▶ [Instruction] Reply with only the number of lines that contain the string "Task".

▶ [Supplied data]
· · · · · · ·

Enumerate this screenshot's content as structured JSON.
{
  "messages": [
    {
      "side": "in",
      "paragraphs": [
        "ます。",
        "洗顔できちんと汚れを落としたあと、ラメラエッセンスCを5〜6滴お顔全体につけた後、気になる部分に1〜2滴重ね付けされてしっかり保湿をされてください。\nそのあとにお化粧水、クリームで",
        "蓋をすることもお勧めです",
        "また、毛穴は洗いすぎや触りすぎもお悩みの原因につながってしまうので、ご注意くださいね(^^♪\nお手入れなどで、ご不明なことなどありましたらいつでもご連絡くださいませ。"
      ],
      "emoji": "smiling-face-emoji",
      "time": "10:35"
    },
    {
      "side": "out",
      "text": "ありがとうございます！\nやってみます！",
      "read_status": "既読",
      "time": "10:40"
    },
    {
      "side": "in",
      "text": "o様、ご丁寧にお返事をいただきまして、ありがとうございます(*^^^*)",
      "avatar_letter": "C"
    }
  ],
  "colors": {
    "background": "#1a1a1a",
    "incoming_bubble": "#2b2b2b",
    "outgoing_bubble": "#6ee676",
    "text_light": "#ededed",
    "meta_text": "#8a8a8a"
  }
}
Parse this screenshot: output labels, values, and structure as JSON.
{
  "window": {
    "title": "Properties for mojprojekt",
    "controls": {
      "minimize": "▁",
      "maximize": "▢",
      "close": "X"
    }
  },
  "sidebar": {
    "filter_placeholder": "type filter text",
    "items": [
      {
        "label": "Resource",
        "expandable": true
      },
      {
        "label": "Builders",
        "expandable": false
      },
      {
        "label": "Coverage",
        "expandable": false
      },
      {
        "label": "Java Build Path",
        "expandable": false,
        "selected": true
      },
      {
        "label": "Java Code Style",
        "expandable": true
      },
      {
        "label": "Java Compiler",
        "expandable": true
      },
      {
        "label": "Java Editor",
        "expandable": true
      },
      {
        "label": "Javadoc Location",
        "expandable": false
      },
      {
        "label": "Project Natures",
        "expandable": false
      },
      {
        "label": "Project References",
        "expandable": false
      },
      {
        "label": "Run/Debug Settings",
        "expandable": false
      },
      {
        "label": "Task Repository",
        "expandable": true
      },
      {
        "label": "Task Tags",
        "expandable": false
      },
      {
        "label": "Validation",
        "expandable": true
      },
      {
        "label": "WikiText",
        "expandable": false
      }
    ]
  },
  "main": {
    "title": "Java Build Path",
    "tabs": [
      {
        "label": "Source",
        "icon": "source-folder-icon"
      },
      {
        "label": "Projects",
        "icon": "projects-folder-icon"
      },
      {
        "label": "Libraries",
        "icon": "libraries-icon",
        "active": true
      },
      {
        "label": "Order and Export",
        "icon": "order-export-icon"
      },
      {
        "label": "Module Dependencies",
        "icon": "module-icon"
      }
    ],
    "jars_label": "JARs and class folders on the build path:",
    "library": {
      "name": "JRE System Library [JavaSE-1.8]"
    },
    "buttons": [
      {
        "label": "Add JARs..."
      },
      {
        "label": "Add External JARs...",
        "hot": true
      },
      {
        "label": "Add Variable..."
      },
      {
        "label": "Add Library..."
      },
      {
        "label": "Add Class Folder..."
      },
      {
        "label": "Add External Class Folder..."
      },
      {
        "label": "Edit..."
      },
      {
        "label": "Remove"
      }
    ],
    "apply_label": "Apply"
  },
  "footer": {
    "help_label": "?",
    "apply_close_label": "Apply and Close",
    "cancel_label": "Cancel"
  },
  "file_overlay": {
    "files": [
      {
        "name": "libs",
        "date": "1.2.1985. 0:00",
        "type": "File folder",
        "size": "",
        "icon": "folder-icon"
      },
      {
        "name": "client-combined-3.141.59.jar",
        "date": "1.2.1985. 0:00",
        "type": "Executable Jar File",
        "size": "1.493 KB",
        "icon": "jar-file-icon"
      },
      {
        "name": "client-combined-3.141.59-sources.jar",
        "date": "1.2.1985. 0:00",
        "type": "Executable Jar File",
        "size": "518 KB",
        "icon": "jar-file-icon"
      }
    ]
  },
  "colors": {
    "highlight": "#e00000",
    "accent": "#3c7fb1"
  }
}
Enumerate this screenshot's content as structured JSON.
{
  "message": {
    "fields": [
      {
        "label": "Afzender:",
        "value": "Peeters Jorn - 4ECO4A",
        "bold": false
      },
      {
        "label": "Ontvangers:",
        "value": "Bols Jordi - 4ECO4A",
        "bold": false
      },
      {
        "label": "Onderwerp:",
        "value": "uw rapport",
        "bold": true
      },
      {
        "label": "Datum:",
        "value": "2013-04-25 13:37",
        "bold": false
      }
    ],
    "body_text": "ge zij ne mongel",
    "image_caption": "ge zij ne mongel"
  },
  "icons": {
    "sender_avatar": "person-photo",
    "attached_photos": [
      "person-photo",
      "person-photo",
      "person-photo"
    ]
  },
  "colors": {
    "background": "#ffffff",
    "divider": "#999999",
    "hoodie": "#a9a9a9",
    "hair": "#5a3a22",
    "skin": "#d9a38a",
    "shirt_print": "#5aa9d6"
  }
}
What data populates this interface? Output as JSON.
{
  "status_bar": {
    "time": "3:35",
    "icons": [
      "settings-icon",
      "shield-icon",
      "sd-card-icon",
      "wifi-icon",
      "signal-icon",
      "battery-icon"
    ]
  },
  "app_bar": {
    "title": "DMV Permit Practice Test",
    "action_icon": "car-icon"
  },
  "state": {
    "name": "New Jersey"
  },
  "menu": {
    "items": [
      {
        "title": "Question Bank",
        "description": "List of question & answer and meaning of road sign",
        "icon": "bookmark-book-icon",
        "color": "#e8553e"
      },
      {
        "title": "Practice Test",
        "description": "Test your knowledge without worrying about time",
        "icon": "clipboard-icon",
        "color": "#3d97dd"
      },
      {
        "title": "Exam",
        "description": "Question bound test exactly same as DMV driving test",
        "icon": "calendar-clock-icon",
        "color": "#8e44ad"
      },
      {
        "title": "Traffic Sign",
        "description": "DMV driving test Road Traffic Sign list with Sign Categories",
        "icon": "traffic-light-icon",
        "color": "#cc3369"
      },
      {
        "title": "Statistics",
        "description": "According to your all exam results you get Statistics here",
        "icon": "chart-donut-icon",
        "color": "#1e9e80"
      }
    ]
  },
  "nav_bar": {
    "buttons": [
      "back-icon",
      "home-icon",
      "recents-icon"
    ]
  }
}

· · · · · · ·

▶ [Exercise response] 2